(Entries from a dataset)
== == ==
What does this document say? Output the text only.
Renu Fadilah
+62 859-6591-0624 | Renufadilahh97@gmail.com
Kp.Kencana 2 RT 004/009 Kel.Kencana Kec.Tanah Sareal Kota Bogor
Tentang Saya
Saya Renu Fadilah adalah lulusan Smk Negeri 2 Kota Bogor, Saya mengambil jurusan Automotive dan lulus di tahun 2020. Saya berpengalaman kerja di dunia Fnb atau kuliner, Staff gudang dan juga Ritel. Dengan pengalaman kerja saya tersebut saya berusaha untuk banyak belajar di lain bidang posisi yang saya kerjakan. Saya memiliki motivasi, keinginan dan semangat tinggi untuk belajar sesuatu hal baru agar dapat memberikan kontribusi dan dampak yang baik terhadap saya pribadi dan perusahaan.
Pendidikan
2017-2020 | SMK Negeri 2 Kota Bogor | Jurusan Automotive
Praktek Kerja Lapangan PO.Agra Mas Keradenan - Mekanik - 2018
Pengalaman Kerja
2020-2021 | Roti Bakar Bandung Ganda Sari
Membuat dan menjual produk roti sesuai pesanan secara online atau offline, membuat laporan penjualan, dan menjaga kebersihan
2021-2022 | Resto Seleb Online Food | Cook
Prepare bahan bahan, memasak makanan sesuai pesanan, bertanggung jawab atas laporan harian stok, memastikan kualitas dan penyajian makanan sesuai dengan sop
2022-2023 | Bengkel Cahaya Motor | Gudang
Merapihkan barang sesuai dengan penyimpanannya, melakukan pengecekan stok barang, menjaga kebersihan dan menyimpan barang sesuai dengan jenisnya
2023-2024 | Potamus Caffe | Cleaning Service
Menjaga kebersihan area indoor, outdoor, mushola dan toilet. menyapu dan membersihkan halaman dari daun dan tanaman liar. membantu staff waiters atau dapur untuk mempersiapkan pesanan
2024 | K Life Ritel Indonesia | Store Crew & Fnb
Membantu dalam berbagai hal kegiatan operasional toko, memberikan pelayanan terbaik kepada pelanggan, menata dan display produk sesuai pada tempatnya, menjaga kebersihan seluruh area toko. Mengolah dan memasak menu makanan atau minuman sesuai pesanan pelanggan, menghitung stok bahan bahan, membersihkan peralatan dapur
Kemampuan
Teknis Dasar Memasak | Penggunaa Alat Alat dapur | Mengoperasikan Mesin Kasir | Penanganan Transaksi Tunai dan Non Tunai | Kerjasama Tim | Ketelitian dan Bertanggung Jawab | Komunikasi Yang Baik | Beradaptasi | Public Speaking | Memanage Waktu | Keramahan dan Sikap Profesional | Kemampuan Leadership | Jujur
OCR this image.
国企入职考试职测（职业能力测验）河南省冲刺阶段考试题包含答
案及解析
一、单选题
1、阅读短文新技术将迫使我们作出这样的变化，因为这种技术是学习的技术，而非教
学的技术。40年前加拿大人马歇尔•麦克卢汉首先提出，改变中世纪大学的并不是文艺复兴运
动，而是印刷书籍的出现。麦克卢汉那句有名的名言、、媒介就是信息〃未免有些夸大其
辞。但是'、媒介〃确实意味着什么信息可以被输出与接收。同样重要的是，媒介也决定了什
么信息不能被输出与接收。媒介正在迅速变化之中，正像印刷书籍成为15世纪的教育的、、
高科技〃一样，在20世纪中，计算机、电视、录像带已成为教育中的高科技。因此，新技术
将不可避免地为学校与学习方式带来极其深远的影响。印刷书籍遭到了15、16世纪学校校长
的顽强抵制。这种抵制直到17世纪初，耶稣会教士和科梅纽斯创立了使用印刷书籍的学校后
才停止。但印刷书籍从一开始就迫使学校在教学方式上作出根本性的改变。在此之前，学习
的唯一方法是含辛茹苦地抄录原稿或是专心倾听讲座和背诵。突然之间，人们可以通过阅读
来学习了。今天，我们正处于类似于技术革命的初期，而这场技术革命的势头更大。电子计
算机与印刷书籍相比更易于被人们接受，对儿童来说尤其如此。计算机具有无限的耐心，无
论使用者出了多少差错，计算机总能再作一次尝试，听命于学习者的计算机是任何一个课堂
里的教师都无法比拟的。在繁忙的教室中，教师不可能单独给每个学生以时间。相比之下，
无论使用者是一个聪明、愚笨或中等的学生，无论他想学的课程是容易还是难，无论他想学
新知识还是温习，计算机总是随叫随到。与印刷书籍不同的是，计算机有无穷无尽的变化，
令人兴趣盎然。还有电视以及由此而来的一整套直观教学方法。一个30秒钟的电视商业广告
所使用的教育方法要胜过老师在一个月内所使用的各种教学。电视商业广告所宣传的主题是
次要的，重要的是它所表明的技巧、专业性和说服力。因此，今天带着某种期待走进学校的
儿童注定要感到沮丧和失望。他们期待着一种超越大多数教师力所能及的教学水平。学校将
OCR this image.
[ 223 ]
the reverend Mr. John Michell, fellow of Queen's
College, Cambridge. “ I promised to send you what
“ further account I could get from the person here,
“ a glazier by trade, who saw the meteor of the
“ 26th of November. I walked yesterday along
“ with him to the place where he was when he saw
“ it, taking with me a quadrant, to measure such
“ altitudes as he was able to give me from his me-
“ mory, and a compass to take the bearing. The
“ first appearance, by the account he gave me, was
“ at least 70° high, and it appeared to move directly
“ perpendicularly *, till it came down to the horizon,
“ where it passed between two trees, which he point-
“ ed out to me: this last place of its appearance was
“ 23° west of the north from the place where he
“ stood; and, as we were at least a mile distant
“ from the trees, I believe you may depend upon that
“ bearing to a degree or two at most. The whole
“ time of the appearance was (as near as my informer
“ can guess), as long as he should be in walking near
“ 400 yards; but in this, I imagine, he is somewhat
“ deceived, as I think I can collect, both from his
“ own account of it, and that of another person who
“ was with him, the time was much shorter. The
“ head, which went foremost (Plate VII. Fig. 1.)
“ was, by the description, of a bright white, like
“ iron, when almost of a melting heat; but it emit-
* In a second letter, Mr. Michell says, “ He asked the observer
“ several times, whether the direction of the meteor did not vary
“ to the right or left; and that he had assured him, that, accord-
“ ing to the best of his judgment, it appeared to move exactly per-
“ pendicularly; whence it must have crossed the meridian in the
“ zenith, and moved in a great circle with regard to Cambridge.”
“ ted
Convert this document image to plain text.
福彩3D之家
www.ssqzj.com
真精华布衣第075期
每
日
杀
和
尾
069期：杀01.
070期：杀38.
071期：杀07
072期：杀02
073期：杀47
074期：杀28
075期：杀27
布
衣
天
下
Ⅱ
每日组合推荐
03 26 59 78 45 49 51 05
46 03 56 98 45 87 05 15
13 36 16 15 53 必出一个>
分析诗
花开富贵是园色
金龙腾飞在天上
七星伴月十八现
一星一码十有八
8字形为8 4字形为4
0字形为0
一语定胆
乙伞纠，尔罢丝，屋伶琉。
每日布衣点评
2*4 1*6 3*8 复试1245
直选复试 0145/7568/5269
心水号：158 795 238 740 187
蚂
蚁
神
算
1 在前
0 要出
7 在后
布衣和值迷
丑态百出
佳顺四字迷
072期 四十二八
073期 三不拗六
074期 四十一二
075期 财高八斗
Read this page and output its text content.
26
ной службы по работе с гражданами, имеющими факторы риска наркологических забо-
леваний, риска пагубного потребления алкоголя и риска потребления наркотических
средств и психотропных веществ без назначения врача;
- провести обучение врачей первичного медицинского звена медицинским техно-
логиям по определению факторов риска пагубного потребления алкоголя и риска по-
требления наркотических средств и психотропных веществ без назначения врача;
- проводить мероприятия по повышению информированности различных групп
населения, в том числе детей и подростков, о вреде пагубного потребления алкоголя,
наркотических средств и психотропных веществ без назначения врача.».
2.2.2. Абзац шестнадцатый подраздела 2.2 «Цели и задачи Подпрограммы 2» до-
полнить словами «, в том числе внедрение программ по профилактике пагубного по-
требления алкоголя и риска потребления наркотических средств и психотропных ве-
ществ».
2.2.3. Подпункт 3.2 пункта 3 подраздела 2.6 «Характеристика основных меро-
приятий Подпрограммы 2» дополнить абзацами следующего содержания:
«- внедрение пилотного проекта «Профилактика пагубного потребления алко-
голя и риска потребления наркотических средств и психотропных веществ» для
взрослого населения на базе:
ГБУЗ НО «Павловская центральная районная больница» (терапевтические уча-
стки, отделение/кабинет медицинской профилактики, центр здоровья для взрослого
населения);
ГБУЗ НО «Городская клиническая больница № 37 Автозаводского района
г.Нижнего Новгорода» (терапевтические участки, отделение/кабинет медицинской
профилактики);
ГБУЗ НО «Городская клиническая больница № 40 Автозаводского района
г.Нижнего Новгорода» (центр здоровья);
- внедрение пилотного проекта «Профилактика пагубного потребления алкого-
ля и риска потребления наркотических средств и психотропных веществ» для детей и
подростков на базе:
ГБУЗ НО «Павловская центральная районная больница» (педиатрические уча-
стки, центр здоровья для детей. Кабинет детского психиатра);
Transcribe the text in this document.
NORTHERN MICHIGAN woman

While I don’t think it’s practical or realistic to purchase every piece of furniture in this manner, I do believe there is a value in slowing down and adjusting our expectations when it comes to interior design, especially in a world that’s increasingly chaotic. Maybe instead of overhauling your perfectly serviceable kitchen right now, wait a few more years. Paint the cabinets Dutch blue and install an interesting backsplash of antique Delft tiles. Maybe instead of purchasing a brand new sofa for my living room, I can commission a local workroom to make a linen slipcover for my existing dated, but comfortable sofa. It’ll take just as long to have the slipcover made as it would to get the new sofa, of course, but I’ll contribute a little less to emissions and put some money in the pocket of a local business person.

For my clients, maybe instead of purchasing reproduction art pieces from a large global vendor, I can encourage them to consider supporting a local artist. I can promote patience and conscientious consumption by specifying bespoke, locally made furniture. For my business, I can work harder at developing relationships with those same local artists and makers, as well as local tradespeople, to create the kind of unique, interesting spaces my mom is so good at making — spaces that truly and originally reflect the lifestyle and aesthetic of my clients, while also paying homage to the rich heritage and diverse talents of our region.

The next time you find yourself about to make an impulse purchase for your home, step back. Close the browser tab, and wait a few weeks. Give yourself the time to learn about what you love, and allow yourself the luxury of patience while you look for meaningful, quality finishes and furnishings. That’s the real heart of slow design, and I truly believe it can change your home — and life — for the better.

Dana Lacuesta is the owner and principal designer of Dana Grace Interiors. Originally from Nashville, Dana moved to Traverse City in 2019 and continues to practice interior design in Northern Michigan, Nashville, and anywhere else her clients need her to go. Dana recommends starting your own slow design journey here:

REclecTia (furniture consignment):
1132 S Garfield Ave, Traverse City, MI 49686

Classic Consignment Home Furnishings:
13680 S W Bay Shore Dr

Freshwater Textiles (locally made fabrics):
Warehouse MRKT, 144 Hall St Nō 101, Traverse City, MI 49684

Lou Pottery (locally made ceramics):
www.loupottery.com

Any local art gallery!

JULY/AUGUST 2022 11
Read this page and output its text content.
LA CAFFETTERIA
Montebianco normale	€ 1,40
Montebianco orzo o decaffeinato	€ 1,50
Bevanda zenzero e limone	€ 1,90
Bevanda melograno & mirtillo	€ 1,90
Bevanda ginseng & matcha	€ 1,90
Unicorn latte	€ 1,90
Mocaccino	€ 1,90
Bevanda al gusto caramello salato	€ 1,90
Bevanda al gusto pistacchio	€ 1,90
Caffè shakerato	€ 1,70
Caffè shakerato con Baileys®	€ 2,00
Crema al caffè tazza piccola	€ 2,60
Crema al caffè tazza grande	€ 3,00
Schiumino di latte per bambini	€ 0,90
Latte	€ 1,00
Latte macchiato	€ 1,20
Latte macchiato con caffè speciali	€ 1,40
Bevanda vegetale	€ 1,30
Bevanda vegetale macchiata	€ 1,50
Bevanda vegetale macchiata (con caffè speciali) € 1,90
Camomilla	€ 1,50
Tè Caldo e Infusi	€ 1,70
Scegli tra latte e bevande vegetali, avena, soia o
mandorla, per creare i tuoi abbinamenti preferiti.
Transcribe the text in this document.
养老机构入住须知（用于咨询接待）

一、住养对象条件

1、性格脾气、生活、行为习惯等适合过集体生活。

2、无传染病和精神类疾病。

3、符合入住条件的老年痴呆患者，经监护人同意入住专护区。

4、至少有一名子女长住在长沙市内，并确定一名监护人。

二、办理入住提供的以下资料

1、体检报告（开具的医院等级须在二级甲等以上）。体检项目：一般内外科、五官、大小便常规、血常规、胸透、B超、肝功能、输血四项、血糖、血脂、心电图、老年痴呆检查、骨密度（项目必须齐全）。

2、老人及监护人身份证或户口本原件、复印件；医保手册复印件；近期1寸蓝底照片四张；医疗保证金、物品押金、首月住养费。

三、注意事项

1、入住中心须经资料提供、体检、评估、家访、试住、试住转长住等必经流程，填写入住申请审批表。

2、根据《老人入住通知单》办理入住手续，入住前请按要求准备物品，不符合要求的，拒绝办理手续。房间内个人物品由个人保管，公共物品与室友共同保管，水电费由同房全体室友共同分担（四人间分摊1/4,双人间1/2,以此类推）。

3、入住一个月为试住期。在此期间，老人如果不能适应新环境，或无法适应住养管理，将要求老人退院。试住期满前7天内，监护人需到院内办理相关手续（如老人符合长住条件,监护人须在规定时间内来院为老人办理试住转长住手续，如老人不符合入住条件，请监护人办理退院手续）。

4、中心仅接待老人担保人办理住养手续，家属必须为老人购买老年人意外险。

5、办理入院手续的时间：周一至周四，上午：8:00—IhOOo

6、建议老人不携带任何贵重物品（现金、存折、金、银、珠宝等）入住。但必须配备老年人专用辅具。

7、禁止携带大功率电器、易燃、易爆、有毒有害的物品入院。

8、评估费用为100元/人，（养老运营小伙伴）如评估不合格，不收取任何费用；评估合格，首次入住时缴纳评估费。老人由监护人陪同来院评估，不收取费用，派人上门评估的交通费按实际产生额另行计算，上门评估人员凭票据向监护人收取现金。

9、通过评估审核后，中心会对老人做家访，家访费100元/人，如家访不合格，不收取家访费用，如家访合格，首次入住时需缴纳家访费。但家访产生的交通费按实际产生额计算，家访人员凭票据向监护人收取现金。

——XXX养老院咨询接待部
== == ==
Report all lines of the data above that include the string "Bogor".

Kp.Kencana 2 RT 004/009 Kel.Kencana Kec.Tanah Sareal Kota Bogor
Saya Renu Fadilah adalah lulusan Smk Negeri 2 Kota Bogor, Saya mengambil jurusan Automotive dan lulus di tahun 2020. Saya berpengalaman kerja di dunia Fnb atau kuliner, Staff gudang dan juga Ritel. Dengan pengalaman kerja saya tersebut saya berusaha untuk banyak belajar di lain bidang posisi yang saya kerjakan. Saya memiliki motivasi, keinginan dan semangat tinggi untuk belajar sesuatu hal baru agar dapat memberikan kontribusi dan dampak yang baik terhadap saya pribadi dan perusahaan.
2017-2020 | SMK Negeri 2 Kota Bogor | Jurusan Automotive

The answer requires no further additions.